Tuesday, November 17, 2009

What is good sex?

I’ve been thinking about that since last night as I struggled over an orgasm passage in a new story. I couldn’t seem to get it right – the words, feelings, movements of my characters were escaping me. Fractured moments would find their way on the page, phrases, words, but that isn’t usually the best writing – the best writing flows… kind of like the best sex.

There are so many different flavors of sex –

And there are so many sexual things that I’m not convinced are sex. It’s like I need another category for them or maybe sex is the broad net and I need to define the pieces. More questions than answers… but we were talking about flavors of sex.

As I’ve been exploring the different flavors – kind of like being at Baskin-Robbins except there are more than 31 – I’ve discovered that my definition of sex has expanded as has my personal repertoire. And I’ve been having better sex. But am I having better sex because I’m more adventurous, found better partners, or…something else? Is variety the spice of life?

If you type in “types of sex” into Google you will even get lists, pages and pages of them… 
  • The Frisky has 24 Types of Sex including one-night-stands, pity sex, and morning sex.

**STATED TASK 1:** Reproduce the blog post on good sex starting at "What is good" and ending at "the best sex.", replacing "writing" with "prose".
**STATED TASK 2:** Extend the blog post about what makes good sex, picking up right after its final line.

**DATASET SECTION:**
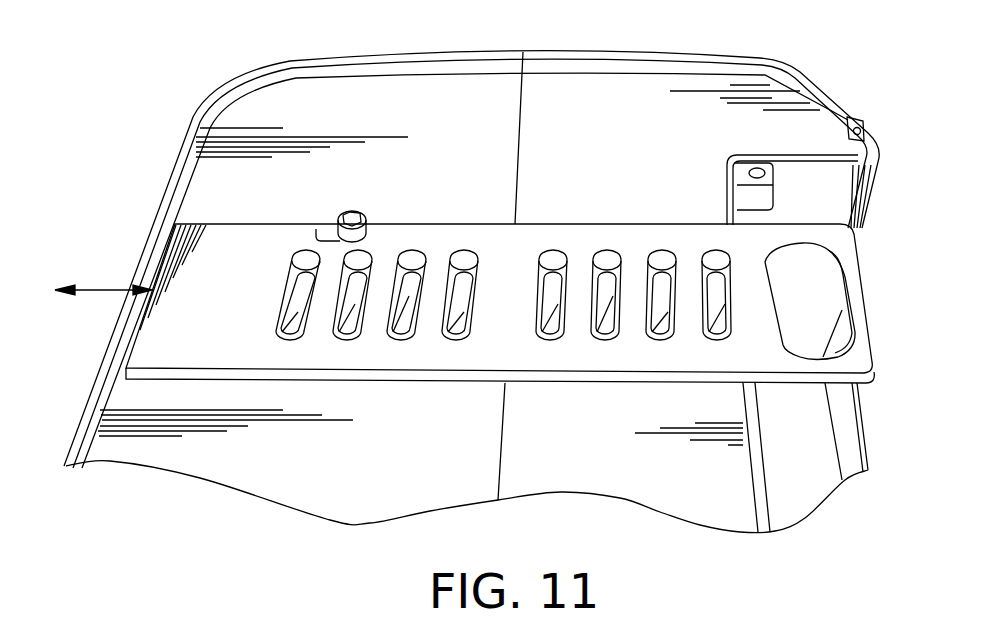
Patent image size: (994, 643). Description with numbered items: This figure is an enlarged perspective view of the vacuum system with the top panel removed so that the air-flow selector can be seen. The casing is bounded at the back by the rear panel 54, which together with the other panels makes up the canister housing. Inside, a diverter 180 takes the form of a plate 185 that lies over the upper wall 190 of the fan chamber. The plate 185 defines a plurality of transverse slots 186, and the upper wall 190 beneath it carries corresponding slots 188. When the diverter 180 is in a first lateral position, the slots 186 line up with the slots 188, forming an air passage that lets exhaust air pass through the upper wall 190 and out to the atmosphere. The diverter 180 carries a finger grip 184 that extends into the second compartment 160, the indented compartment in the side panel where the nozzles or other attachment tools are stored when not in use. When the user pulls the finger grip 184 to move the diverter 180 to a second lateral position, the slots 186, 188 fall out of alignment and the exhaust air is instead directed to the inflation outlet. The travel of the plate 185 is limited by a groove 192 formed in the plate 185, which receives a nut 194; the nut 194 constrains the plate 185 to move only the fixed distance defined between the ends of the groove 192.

**RESULT 1:**
What is good sex?

I’ve been thinking about that since last night as I struggled over an orgasm passage in a new story. I couldn’t seem to get it right – the words, feelings, movements of my characters were escaping me. Fractured moments would find their way on the page, phrases, words, but that isn’t usually the best prose – the best prose flows… kind of like the best sex.

**RESULT 2:**
  • Ask Men has the 6 Types of Sex Women Enjoy Including Seductive Sex, Romantic Sex, Animalistic Sex, and Kinky Sex.
  • NYNerd lists 7 Types of Sex including Smurf Sex – “having sex until you are both blue in the face”.
  • Cambridge University Students’ Union has different types of sex listed and even includes the risks to your health. The first type is “Touching, holding & kissing” the last is Fisting.
I could go on for pages… but I won’t because none of these lists do anything for me. They are describing types, acts, circumstances but not what is good.

Now I admit – what is good is often based on who, with what, where, and why. For Example: Prof. Plum, with the vibrator, in the Library, because I could *grin*. So as I was sweating the details of my literary orgasm last night I started to wonder…what, for me, defined good sex? So I came up with my own list…

First and foremost – I’ll be focusing on you so you damn well better be focusing on me! That means be present and in the moment. I won’t do you while you are watching porn. (Just a personal issue – if you are having sex with me then I better be the most important thing in the room.)

Second – Don’t be apologetic or worried that you should have spent more time at the gym – If you got into my bed then I like you the way you are. So strip off those clothes and get in here with me.

Third – Have fun! I really mean that. Sex is more fun when you are having fun. Have a sense of humor – see the silly side of things – when you get right down to it sex if rather ludicrous. I put what where? And it does what to you? I mean think about it.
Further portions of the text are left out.